### EXERCISE
Your task is to write out the complete listing exactly as it is shown.
>>>>
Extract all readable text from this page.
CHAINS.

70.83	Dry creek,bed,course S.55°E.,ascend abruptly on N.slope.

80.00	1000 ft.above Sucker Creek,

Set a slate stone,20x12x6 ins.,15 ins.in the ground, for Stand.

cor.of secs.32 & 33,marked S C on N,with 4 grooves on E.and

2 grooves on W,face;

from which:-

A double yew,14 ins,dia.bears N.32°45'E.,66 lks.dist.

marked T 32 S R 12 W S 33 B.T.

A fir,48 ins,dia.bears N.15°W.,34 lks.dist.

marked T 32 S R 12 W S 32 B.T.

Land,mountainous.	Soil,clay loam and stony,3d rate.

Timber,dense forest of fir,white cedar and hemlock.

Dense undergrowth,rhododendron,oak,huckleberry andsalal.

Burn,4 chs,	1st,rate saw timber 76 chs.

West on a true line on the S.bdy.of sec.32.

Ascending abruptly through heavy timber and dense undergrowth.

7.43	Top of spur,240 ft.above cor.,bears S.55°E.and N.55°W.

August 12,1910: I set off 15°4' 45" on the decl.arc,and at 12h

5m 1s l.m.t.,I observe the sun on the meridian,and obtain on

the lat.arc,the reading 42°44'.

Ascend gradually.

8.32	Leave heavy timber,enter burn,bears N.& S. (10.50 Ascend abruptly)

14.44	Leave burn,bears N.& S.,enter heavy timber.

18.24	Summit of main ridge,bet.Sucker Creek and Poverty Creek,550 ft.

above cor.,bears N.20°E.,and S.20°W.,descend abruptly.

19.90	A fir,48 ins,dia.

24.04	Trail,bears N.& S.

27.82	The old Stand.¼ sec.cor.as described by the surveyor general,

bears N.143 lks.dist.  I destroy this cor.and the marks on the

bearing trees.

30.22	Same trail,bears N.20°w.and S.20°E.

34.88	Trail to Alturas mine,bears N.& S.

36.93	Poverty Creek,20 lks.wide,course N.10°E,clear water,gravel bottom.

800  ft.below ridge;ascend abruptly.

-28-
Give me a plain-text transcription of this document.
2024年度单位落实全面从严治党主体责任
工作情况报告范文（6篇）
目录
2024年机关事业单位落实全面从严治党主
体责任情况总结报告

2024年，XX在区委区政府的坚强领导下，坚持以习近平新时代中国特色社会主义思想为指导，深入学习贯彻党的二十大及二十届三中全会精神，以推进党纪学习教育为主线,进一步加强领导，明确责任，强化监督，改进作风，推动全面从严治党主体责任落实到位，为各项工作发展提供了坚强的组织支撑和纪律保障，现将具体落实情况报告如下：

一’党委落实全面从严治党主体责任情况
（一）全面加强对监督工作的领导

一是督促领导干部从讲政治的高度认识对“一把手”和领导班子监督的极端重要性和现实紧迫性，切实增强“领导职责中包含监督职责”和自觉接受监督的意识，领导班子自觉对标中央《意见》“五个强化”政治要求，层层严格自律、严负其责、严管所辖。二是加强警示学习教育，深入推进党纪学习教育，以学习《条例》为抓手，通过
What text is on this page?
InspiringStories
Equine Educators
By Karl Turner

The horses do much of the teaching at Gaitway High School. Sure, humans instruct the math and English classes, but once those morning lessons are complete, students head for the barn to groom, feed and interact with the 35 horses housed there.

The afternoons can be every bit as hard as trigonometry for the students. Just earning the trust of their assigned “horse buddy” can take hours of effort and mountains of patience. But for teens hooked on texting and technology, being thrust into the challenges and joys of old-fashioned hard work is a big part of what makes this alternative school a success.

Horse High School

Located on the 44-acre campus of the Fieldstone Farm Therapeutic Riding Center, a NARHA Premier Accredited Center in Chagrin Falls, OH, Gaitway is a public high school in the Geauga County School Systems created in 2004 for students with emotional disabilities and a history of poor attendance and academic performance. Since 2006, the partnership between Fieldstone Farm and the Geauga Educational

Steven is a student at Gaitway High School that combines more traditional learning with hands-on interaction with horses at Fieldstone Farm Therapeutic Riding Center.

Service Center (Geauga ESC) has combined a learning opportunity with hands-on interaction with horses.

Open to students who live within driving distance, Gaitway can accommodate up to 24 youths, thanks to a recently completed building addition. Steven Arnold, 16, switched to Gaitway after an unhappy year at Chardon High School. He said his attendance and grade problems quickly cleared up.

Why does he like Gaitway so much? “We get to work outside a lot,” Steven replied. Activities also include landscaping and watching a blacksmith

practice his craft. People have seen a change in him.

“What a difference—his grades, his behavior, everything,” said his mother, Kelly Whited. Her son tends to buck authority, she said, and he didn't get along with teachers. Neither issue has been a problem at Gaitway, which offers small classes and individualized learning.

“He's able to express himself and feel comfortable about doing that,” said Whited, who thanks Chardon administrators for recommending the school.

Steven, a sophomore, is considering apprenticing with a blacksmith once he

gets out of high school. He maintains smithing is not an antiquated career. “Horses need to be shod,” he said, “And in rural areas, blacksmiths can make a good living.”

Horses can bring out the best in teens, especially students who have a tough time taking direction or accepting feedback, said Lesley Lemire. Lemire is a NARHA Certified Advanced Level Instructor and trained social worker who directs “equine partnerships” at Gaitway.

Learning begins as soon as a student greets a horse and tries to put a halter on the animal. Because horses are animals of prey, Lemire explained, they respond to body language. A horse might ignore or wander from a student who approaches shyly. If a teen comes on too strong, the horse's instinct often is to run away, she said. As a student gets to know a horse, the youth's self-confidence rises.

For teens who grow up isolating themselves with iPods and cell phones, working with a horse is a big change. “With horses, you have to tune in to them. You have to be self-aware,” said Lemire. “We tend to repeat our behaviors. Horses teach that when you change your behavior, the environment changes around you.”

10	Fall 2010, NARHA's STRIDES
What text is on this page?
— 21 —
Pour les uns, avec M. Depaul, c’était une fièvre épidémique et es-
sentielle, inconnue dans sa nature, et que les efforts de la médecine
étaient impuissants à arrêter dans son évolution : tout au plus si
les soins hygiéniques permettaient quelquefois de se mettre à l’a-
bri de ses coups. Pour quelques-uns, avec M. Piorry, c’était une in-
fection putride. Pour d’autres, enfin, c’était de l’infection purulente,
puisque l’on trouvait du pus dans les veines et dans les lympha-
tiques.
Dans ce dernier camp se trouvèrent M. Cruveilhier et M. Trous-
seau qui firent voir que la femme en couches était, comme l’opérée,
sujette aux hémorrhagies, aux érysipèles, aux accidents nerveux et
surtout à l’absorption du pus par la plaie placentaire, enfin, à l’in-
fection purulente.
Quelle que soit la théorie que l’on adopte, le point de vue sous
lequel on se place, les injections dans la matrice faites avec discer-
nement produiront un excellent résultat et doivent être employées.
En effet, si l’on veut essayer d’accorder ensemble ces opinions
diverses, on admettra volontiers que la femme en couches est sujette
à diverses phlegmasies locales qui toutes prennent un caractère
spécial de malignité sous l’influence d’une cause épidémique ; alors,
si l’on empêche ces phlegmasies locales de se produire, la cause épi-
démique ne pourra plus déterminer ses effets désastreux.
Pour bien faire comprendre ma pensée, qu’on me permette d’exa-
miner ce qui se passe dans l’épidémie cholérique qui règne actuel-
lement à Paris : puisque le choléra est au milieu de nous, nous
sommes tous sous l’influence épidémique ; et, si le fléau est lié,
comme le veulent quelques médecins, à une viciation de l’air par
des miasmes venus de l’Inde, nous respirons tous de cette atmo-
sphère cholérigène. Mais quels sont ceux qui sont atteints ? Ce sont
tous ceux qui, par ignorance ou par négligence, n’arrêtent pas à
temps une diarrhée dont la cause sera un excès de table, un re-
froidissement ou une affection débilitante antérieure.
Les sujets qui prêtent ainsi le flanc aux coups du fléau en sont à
<<<<
### ANSWER FOR THIS EXERCISE
Extract all readable text from this page.
CHAINS.

70.83	Dry creek,bed,course S.55°E.,ascend abruptly on N.slope.

80.00	1000 ft.above Sucker Creek,

Set a slate stone,20x12x6 ins.,15 ins.in the ground, for Stand.

cor.of secs.32 & 33,marked S C on N,with 4 grooves on E.and

2 grooves on W,face;

from which:-

A double yew,14 ins,dia.bears N.32°45'E.,66 lks.dist.

marked T 32 S R 12 W S 33 B.T.

A fir,48 ins,dia.bears N.15°W.,34 lks.dist.

marked T 32 S R 12 W S 32 B.T.

Land,mountainous.	Soil,clay loam and stony,3d rate.

Timber,dense forest of fir,white cedar and hemlock.

Dense undergrowth,rhododendron,oak,huckleberry andsalal.

Burn,4 chs,	1st,rate saw timber 76 chs.

West on a true line on the S.bdy.of sec.32.

Ascending abruptly through heavy timber and dense undergrowth.

7.43	Top of spur,240 ft.above cor.,bears S.55°E.and N.55°W.

August 12,1910: I set off 15°4' 45" on the decl.arc,and at 12h

5m 1s l.m.t.,I observe the sun on the meridian,and obtain on

the lat.arc,the reading 42°44'.

Ascend gradually.

8.32	Leave heavy timber,enter burn,bears N.& S. (10.50 Ascend abruptly)

14.44	Leave burn,bears N.& S.,enter heavy timber.

18.24	Summit of main ridge,bet.Sucker Creek and Poverty Creek,550 ft.

above cor.,bears N.20°E.,and S.20°W.,descend abruptly.

19.90	A fir,48 ins,dia.

24.04	Trail,bears N.& S.

27.82	The old Stand.¼ sec.cor.as described by the surveyor general,

bears N.143 lks.dist.  I destroy this cor.and the marks on the

bearing trees.

30.22	Same trail,bears N.20°w.and S.20°E.

34.88	Trail to Alturas mine,bears N.& S.

36.93	Poverty Creek,20 lks.wide,course N.10°E,clear water,gravel bottom.

800  ft.below ridge;ascend abruptly.

-28-
Give me a plain-text transcription of this document.
2024年度单位落实全面从严治党主体责任
工作情况报告范文（6篇）
目录
2024年机关事业单位落实全面从严治党主
体责任情况总结报告

2024年，XX在区委区政府的坚强领导下，坚持以习近平新时代中国特色社会主义思想为指导，深入学习贯彻党的二十大及二十届三中全会精神，以推进党纪学习教育为主线,进一步加强领导，明确责任，强化监督，改进作风，推动全面从严治党主体责任落实到位，为各项工作发展提供了坚强的组织支撑和纪律保障，现将具体落实情况报告如下：

一’党委落实全面从严治党主体责任情况
（一）全面加强对监督工作的领导

一是督促领导干部从讲政治的高度认识对“一把手”和领导班子监督的极端重要性和现实紧迫性，切实增强“领导职责中包含监督职责”和自觉接受监督的意识，领导班子自觉对标中央《意见》“五个强化”政治要求，层层严格自律、严负其责、严管所辖。二是加强警示学习教育，深入推进党纪学习教育，以学习《条例》为抓手，通过
What text is on this page?
InspiringStories
Equine Educators
By Karl Turner

The horses do much of the teaching at Gaitway High School. Sure, humans instruct the math and English classes, but once those morning lessons are complete, students head for the barn to groom, feed and interact with the 35 horses housed there.

The afternoons can be every bit as hard as trigonometry for the students. Just earning the trust of their assigned “horse buddy” can take hours of effort and mountains of patience. But for teens hooked on texting and technology, being thrust into the challenges and joys of old-fashioned hard work is a big part of what makes this alternative school a success.

Horse High School

Located on the 44-acre campus of the Fieldstone Farm Therapeutic Riding Center, a NARHA Premier Accredited Center in Chagrin Falls, OH, Gaitway is a public high school in the Geauga County School Systems created in 2004 for students with emotional disabilities and a history of poor attendance and academic performance. Since 2006, the partnership between Fieldstone Farm and the Geauga Educational

Steven is a student at Gaitway High School that combines more traditional learning with hands-on interaction with horses at Fieldstone Farm Therapeutic Riding Center.

Service Center (Geauga ESC) has combined a learning opportunity with hands-on interaction with horses.

Open to students who live within driving distance, Gaitway can accommodate up to 24 youths, thanks to a recently completed building addition. Steven Arnold, 16, switched to Gaitway after an unhappy year at Chardon High School. He said his attendance and grade problems quickly cleared up.

Why does he like Gaitway so much? “We get to work outside a lot,” Steven replied. Activities also include landscaping and watching a blacksmith

practice his craft. People have seen a change in him.

“What a difference—his grades, his behavior, everything,” said his mother, Kelly Whited. Her son tends to buck authority, she said, and he didn't get along with teachers. Neither issue has been a problem at Gaitway, which offers small classes and individualized learning.

“He's able to express himself and feel comfortable about doing that,” said Whited, who thanks Chardon administrators for recommending the school.

Steven, a sophomore, is considering apprenticing with a blacksmith once he

gets out of high school. He maintains smithing is not an antiquated career. “Horses need to be shod,” he said, “And in rural areas, blacksmiths can make a good living.”

Horses can bring out the best in teens, especially students who have a tough time taking direction or accepting feedback, said Lesley Lemire. Lemire is a NARHA Certified Advanced Level Instructor and trained social worker who directs “equine partnerships” at Gaitway.

Learning begins as soon as a student greets a horse and tries to put a halter on the animal. Because horses are animals of prey, Lemire explained, they respond to body language. A horse might ignore or wander from a student who approaches shyly. If a teen comes on too strong, the horse's instinct often is to run away, she said. As a student gets to know a horse, the youth's self-confidence rises.

For teens who grow up isolating themselves with iPods and cell phones, working with a horse is a big change. “With horses, you have to tune in to them. You have to be self-aware,” said Lemire. “We tend to repeat our behaviors. Horses teach that when you change your behavior, the environment changes around you.”

10	Fall 2010, NARHA's STRIDES
What text is on this page?
— 21 —
Pour les uns, avec M. Depaul, c’était une fièvre épidémique et es-
sentielle, inconnue dans sa nature, et que les efforts de la médecine
étaient impuissants à arrêter dans son évolution : tout au plus si
les soins hygiéniques permettaient quelquefois de se mettre à l’a-
bri de ses coups. Pour quelques-uns, avec M. Piorry, c’était une in-
fection putride. Pour d’autres, enfin, c’était de l’infection purulente,
puisque l’on trouvait du pus dans les veines et dans les lympha-
tiques.
Dans ce dernier camp se trouvèrent M. Cruveilhier et M. Trous-
seau qui firent voir que la femme en couches était, comme l’opérée,
sujette aux hémorrhagies, aux érysipèles, aux accidents nerveux et
surtout à l’absorption du pus par la plaie placentaire, enfin, à l’in-
fection purulente.
Quelle que soit la théorie que l’on adopte, le point de vue sous
lequel on se place, les injections dans la matrice faites avec discer-
nement produiront un excellent résultat et doivent être employées.
En effet, si l’on veut essayer d’accorder ensemble ces opinions
diverses, on admettra volontiers que la femme en couches est sujette
à diverses phlegmasies locales qui toutes prennent un caractère
spécial de malignité sous l’influence d’une cause épidémique ; alors,
si l’on empêche ces phlegmasies locales de se produire, la cause épi-
démique ne pourra plus déterminer ses effets désastreux.
Pour bien faire comprendre ma pensée, qu’on me permette d’exa-
miner ce qui se passe dans l’épidémie cholérique qui règne actuel-
lement à Paris : puisque le choléra est au milieu de nous, nous
sommes tous sous l’influence épidémique ; et, si le fléau est lié,
comme le veulent quelques médecins, à une viciation de l’air par
des miasmes venus de l’Inde, nous respirons tous de cette atmo-
sphère cholérigène. Mais quels sont ceux qui sont atteints ? Ce sont
tous ceux qui, par ignorance ou par négligence, n’arrêtent pas à
temps une diarrhée dont la cause sera un excès de table, un re-
froidissement ou une affection débilitante antérieure.
Les sujets qui prêtent ainsi le flanc aux coups du fléau en sont à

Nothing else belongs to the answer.